> _YOUR GOAL_
Each line that holds the word "status" counts once; report the total and nothing else.

Data excerpts:
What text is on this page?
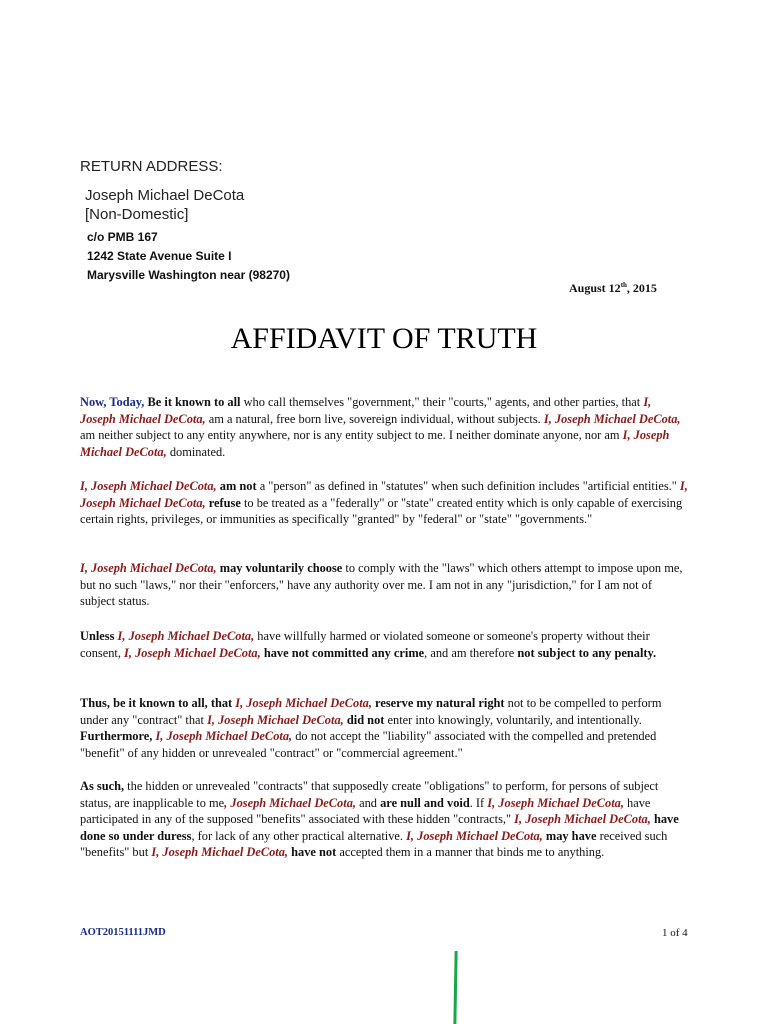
RETURN ADDRESS:
Joseph Michael DeCota
[Non-Domestic]
c/o PMB 167
1242 State Avenue Suite I
Marysville Washington near (98270)
August 12th, 2015
AFFIDAVIT OF TRUTH
Now, Today, Be it known to all who call themselves "government," their "courts," agents, and other parties, that I, Joseph Michael DeCota, am a natural, free born live, sovereign individual, without subjects. I, Joseph Michael DeCota, am neither subject to any entity anywhere, nor is any entity subject to me. I neither dominate anyone, nor am I, Joseph Michael DeCota, dominated.
I, Joseph Michael DeCota, am not a "person" as defined in "statutes" when such definition includes "artificial entities." I, Joseph Michael DeCota, refuse to be treated as a "federally" or "state" created entity which is only capable of exercising certain rights, privileges, or immunities as specifically "granted" by "federal" or "state" "governments."
I, Joseph Michael DeCota, may voluntarily choose to comply with the "laws" which others attempt to impose upon me, but no such "laws," nor their "enforcers," have any authority over me. I am not in any "jurisdiction," for I am not of subject status.
Unless I, Joseph Michael DeCota, have willfully harmed or violated someone or someone's property without their consent, I, Joseph Michael DeCota, have not committed any crime, and am therefore not subject to any penalty.
Thus, be it known to all, that I, Joseph Michael DeCota, reserve my natural right not to be compelled to perform under any "contract" that I, Joseph Michael DeCota, did not enter into knowingly, voluntarily, and intentionally. Furthermore, I, Joseph Michael DeCota, do not accept the "liability" associated with the compelled and pretended "benefit" of any hidden or unrevealed "contract" or "commercial agreement."
As such, the hidden or unrevealed "contracts" that supposedly create "obligations" to perform, for persons of subject status, are inapplicable to me, Joseph Michael DeCota, and are null and void. If I, Joseph Michael DeCota, have participated in any of the supposed "benefits" associated with these hidden "contracts," I, Joseph Michael DeCota, have done so under duress, for lack of any other practical alternative. I, Joseph Michael DeCota, may have received such "benefits" but I, Joseph Michael DeCota, have not accepted them in a manner that binds me to anything.
AOT20151111JMD	1 of 4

> _ANSWER_
2